The request
Identify each line below that contains the word "paper", and copy it out.

Raw records
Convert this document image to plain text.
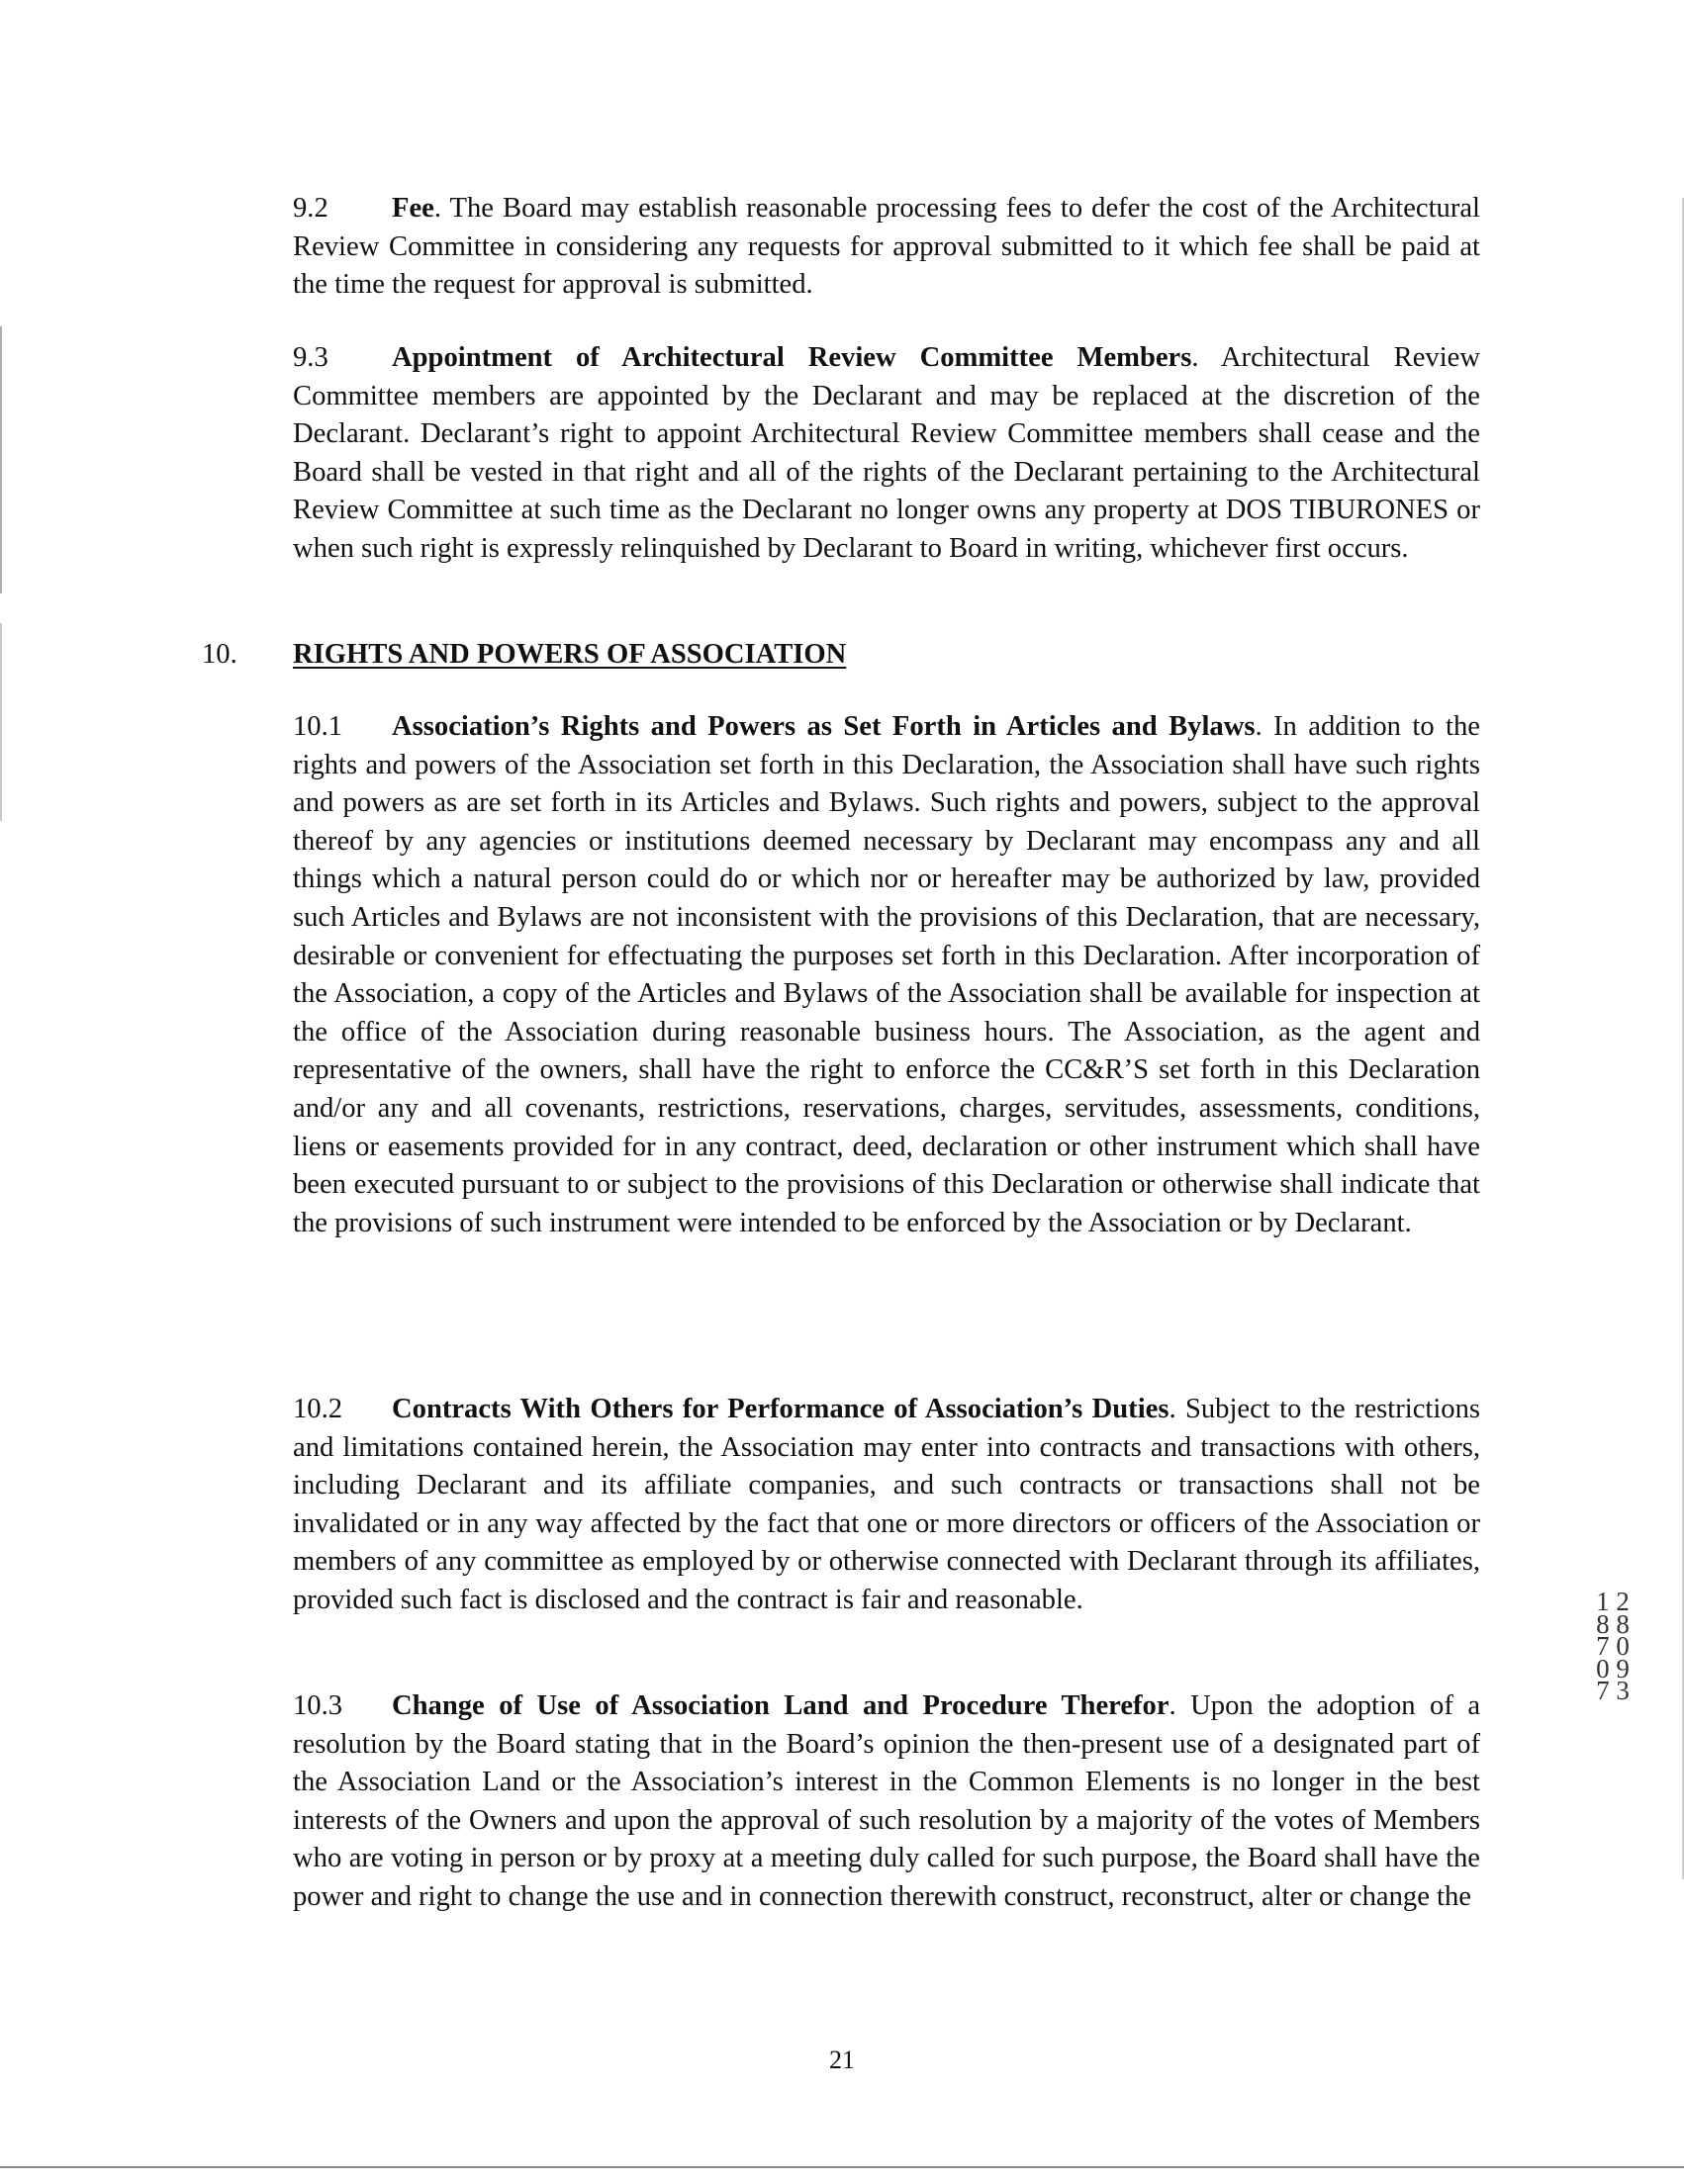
9.2 Fee. The Board may establish reasonable processing fees to defer the cost of the Architectural Review Committee in considering any requests for approval submitted to it which fee shall be paid at the time the request for approval is submitted.

9.3 Appointment of Architectural Review Committee Members. Architectural Review Committee members are appointed by the Declarant and may be replaced at the discretion of the Declarant. Declarant’s right to appoint Architectural Review Committee members shall cease and the Board shall be vested in that right and all of the rights of the Declarant pertaining to the Architectural Review Committee at such time as the Declarant no longer owns any property at DOS TIBURONES or when such right is expressly relinquished by Declarant to Board in writing, whichever first occurs.

10. RIGHTS AND POWERS OF ASSOCIATION

10.1 Association’s Rights and Powers as Set Forth in Articles and Bylaws. In addition to the rights and powers of the Association set forth in this Declaration, the Association shall have such rights and powers as are set forth in its Articles and Bylaws. Such rights and powers, subject to the approval thereof by any agencies or institutions deemed necessary by Declarant may encompass any and all things which a natural person could do or which nor or hereafter may be authorized by law, provided such Articles and Bylaws are not inconsistent with the provisions of this Declaration, that are necessary, desirable or convenient for effectuating the purposes set forth in this Declaration. After incorporation of the Association, a copy of the Articles and Bylaws of the Association shall be available for inspection at the office of the Association during reasonable business hours. The Association, as the agent and representative of the owners, shall have the right to enforce the CC&R’S set forth in this Declaration and/or any and all covenants, restrictions, reservations, charges, servitudes, assessments, conditions, liens or easements provided for in any contract, deed, declaration or other instrument which shall have been executed pursuant to or subject to the provisions of this Declaration or otherwise shall indicate that the provisions of such instrument were intended to be enforced by the Association or by Declarant.

10.2 Contracts With Others for Performance of Association’s Duties. Subject to the restrictions and limitations contained herein, the Association may enter into contracts and transactions with others, including Declarant and its affiliate companies, and such contracts or transactions shall not be invalidated or in any way affected by the fact that one or more directors or officers of the Association or members of any committee as employed by or otherwise connected with Declarant through its affiliates, provided such fact is disclosed and the contract is fair and reasonable.

10.3 Change of Use of Association Land and Procedure Therefor. Upon the adoption of a resolution by the Board stating that in the Board’s opinion the then-present use of a designated part of the Association Land or the Association’s interest in the Common Elements is no longer in the best interests of the Owners and upon the approval of such resolution by a majority of the votes of Members who are voting in person or by proxy at a meeting duly called for such purpose, the Board shall have the power and right to change the use and in connection therewith construct, reconstruct, alter or change the

1 2 8 8 7 0 0 9 7 3
21
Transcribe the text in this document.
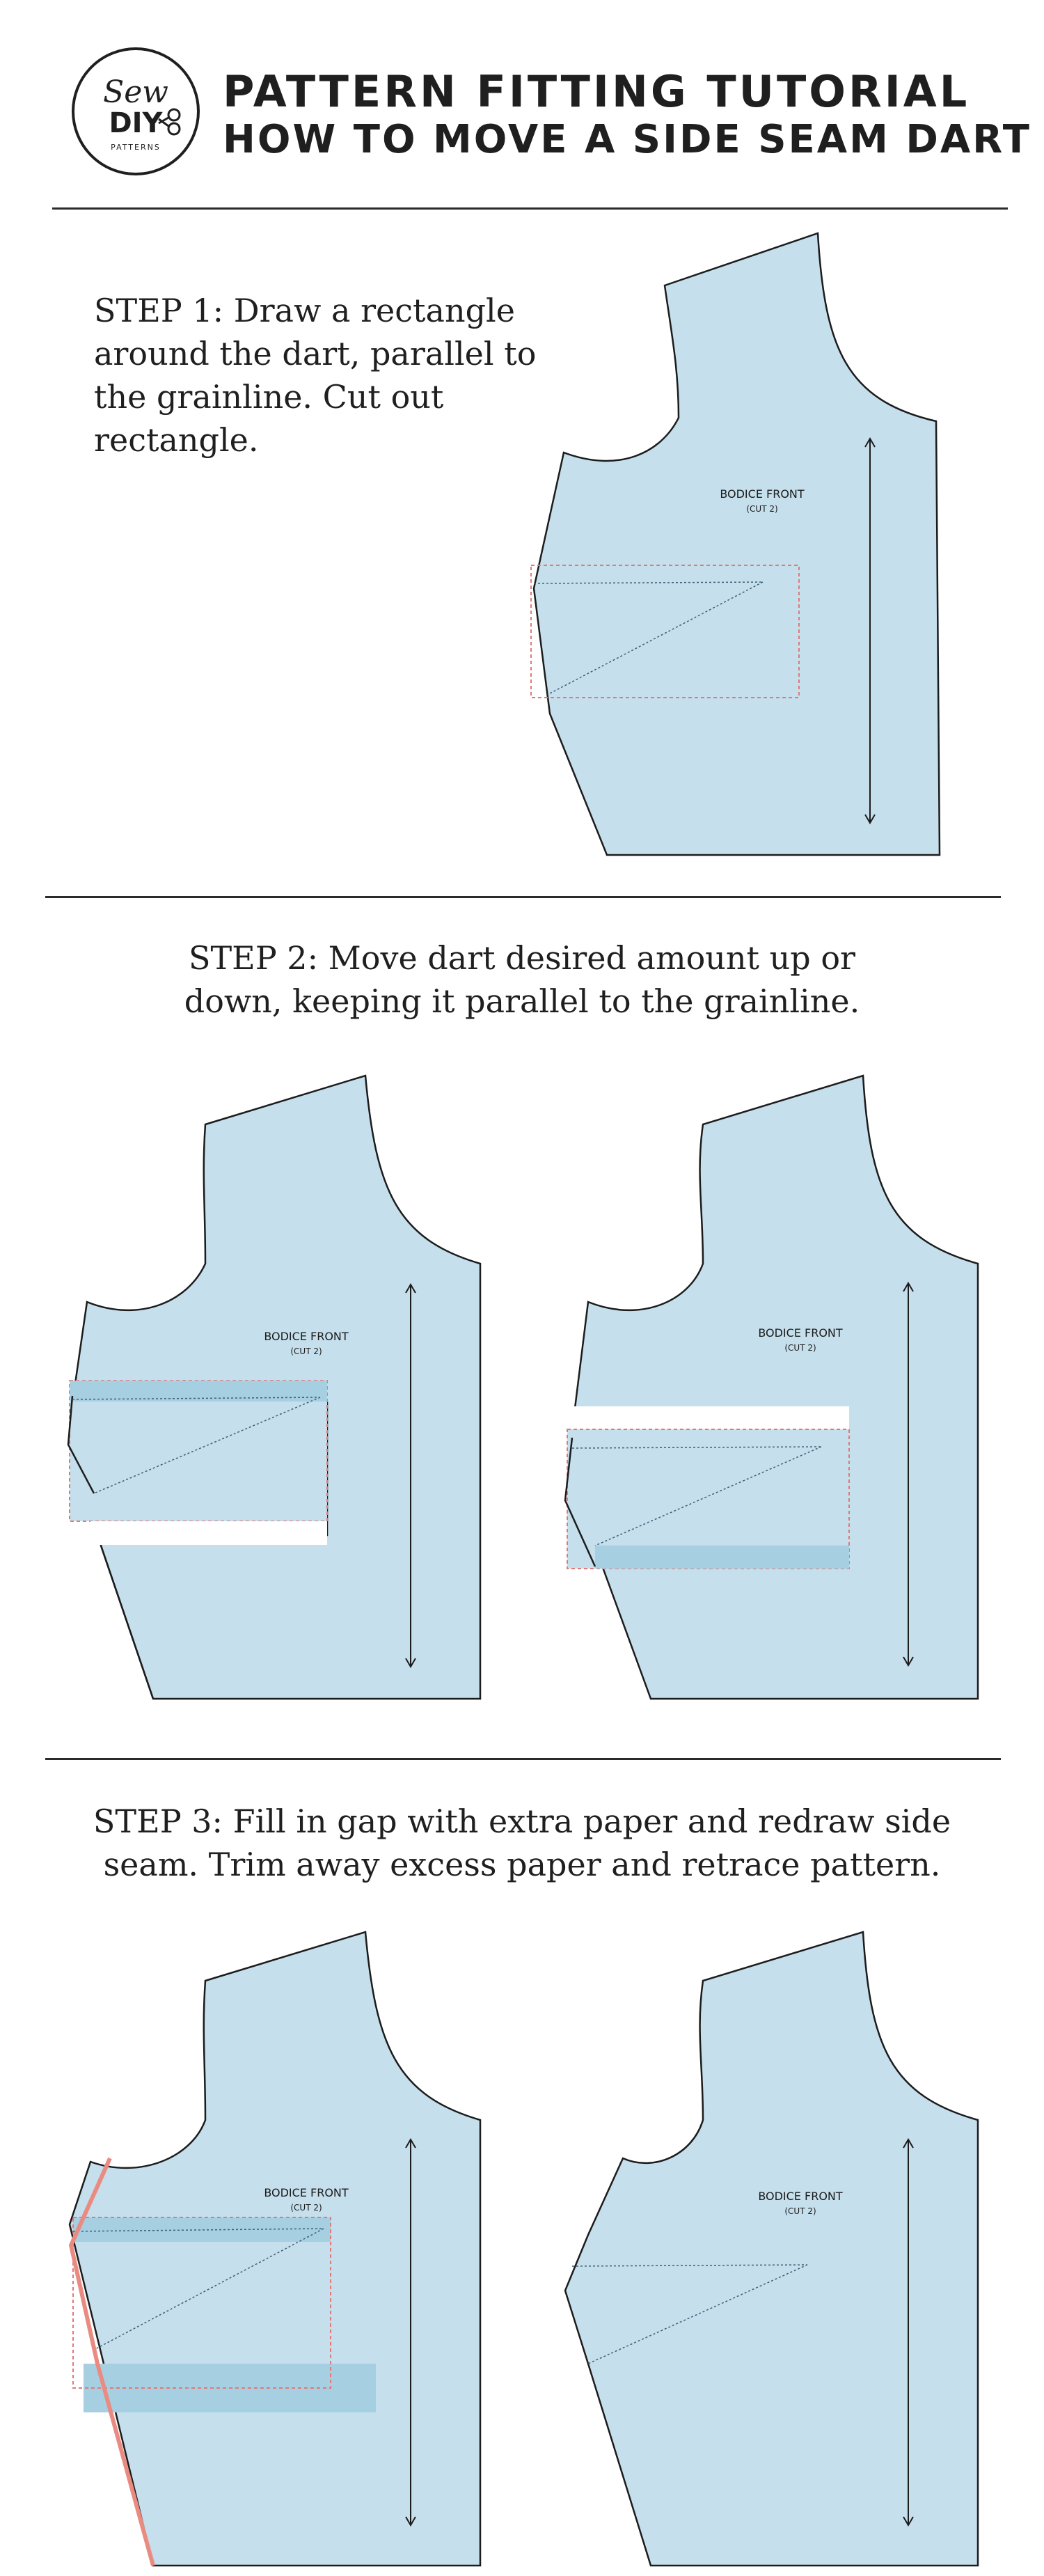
Sew
DIY
PATTERNS
PATTERN FITTING TUTORIAL
HOW TO MOVE A SIDE SEAM DART
STEP 1: Draw a rectangle around the dart, parallel to the grainline. Cut out rectangle.
BODICE FRONT
(CUT 2)
STEP 2: Move dart desired amount up or
down, keeping it parallel to the grainline.
BODICE FRONT
(CUT 2)
BODICE FRONT
(CUT 2)
STEP 3: Fill in gap with extra paper and redraw side
seam. Trim away excess paper and retrace pattern.
BODICE FRONT
(CUT 2)
BODICE FRONT
(CUT 2)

The result
STEP 3: Fill in gap with extra paper and redraw side
seam. Trim away excess paper and retrace pattern.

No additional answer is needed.